====== Data supplied ======

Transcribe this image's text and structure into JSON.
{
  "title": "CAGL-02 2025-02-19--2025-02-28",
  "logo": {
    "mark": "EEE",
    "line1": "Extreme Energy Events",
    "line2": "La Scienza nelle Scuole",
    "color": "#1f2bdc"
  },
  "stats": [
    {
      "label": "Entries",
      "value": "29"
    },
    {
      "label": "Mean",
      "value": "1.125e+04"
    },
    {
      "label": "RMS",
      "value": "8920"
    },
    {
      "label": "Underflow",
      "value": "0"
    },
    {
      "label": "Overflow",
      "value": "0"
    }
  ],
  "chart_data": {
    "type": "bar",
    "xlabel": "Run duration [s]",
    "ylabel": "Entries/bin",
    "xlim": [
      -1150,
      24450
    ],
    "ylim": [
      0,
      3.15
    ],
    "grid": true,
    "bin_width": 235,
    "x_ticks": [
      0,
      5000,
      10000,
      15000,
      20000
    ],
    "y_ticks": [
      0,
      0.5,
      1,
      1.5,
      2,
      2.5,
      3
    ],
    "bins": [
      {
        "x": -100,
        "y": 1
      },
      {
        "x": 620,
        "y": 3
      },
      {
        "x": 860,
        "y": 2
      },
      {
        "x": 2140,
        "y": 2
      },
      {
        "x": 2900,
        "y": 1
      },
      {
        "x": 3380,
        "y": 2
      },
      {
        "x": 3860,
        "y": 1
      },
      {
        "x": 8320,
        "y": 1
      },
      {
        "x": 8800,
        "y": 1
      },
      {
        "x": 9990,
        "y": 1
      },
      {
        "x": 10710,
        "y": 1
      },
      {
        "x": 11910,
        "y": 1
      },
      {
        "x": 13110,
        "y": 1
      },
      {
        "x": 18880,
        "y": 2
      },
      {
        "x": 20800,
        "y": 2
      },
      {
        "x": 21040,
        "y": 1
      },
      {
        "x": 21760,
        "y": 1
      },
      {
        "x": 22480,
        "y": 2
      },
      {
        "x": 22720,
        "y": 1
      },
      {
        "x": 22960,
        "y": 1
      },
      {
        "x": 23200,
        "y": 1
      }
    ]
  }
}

======

What is required: Reproduce every line from the entries that holds the word "value".

Written response:
      "value": "29"
      "value": "1.125e+04"
      "value": "8920"
      "value": "0"
      "value": "0"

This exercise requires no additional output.